* [To do]:
The records are to be restated in their entirety, word for word.

(Stored data entries)
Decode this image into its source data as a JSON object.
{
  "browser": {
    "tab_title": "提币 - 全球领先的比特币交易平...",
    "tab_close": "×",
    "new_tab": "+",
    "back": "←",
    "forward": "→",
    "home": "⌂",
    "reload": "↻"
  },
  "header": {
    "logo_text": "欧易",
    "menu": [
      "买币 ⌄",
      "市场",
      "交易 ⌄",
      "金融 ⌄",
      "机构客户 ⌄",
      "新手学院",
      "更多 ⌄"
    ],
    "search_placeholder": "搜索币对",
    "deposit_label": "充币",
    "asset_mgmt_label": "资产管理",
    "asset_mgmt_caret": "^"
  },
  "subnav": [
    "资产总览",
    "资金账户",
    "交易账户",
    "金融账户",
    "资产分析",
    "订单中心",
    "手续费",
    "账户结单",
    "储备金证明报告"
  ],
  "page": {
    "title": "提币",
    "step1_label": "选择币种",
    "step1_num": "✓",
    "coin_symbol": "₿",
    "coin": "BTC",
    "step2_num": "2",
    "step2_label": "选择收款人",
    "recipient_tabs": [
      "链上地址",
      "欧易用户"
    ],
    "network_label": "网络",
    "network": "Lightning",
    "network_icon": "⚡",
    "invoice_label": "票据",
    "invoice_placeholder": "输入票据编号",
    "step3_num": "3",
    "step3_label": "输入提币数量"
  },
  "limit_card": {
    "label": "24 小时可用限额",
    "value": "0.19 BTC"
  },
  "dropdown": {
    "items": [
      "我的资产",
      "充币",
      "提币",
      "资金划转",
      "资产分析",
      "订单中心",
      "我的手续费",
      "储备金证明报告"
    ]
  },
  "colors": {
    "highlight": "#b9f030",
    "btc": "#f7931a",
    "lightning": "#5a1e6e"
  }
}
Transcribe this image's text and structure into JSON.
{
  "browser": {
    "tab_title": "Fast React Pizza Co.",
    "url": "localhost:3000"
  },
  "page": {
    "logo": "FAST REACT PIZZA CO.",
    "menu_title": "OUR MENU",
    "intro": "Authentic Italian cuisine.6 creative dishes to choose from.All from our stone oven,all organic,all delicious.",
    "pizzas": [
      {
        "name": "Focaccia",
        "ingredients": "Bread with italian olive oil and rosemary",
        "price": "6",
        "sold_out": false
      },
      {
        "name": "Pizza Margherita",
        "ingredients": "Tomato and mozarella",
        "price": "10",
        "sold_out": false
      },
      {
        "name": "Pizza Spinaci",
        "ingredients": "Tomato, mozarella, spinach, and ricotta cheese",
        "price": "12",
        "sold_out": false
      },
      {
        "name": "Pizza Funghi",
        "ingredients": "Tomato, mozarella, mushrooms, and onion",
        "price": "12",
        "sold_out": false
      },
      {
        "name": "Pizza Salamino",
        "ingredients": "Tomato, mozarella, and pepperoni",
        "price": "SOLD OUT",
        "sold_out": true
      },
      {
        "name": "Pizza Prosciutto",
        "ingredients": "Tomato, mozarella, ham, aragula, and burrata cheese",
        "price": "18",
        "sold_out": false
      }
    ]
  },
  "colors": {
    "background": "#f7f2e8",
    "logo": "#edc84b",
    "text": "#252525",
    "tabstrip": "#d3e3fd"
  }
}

* [Exercise response]:
Decode this image into its source data as a JSON object.
{
  "browser": {
    "tab_title": "提币 - 全球领先的比特币交易平...",
    "tab_close": "×",
    "new_tab": "+",
    "back": "←",
    "forward": "→",
    "home": "⌂",
    "reload": "↻"
  },
  "header": {
    "logo_text": "欧易",
    "menu": [
      "买币 ⌄",
      "市场",
      "交易 ⌄",
      "金融 ⌄",
      "机构客户 ⌄",
      "新手学院",
      "更多 ⌄"
    ],
    "search_placeholder": "搜索币对",
    "deposit_label": "充币",
    "asset_mgmt_label": "资产管理",
    "asset_mgmt_caret": "^"
  },
  "subnav": [
    "资产总览",
    "资金账户",
    "交易账户",
    "金融账户",
    "资产分析",
    "订单中心",
    "手续费",
    "账户结单",
    "储备金证明报告"
  ],
  "page": {
    "title": "提币",
    "step1_label": "选择币种",
    "step1_num": "✓",
    "coin_symbol": "₿",
    "coin": "BTC",
    "step2_num": "2",
    "step2_label": "选择收款人",
    "recipient_tabs": [
      "链上地址",
      "欧易用户"
    ],
    "network_label": "网络",
    "network": "Lightning",
    "network_icon": "⚡",
    "invoice_label": "票据",
    "invoice_placeholder": "输入票据编号",
    "step3_num": "3",
    "step3_label": "输入提币数量"
  },
  "limit_card": {
    "label": "24 小时可用限额",
    "value": "0.19 BTC"
  },
  "dropdown": {
    "items": [
      "我的资产",
      "充币",
      "提币",
      "资金划转",
      "资产分析",
      "订单中心",
      "我的手续费",
      "储备金证明报告"
    ]
  },
  "colors": {
    "highlight": "#b9f030",
    "btc": "#f7931a",
    "lightning": "#5a1e6e"
  }
}
Transcribe this image's text and structure into JSON.
{
  "browser": {
    "tab_title": "Fast React Pizza Co.",
    "url": "localhost:3000"
  },
  "page": {
    "logo": "FAST REACT PIZZA CO.",
    "menu_title": "OUR MENU",
    "intro": "Authentic Italian cuisine.6 creative dishes to choose from.All from our stone oven,all organic,all delicious.",
    "pizzas": [
      {
        "name": "Focaccia",
        "ingredients": "Bread with italian olive oil and rosemary",
        "price": "6",
        "sold_out": false
      },
      {
        "name": "Pizza Margherita",
        "ingredients": "Tomato and mozarella",
        "price": "10",
        "sold_out": false
      },
      {
        "name": "Pizza Spinaci",
        "ingredients": "Tomato, mozarella, spinach, and ricotta cheese",
        "price": "12",
        "sold_out": false
      },
      {
        "name": "Pizza Funghi",
        "ingredients": "Tomato, mozarella, mushrooms, and onion",
        "price": "12",
        "sold_out": false
      },
      {
        "name": "Pizza Salamino",
        "ingredients": "Tomato, mozarella, and pepperoni",
        "price": "SOLD OUT",
        "sold_out": true
      },
      {
        "name": "Pizza Prosciutto",
        "ingredients": "Tomato, mozarella, ham, aragula, and burrata cheese",
        "price": "18",
        "sold_out": false
      }
    ]
  },
  "colors": {
    "background": "#f7f2e8",
    "logo": "#edc84b",
    "text": "#252525",
    "tabstrip": "#d3e3fd"
  }
}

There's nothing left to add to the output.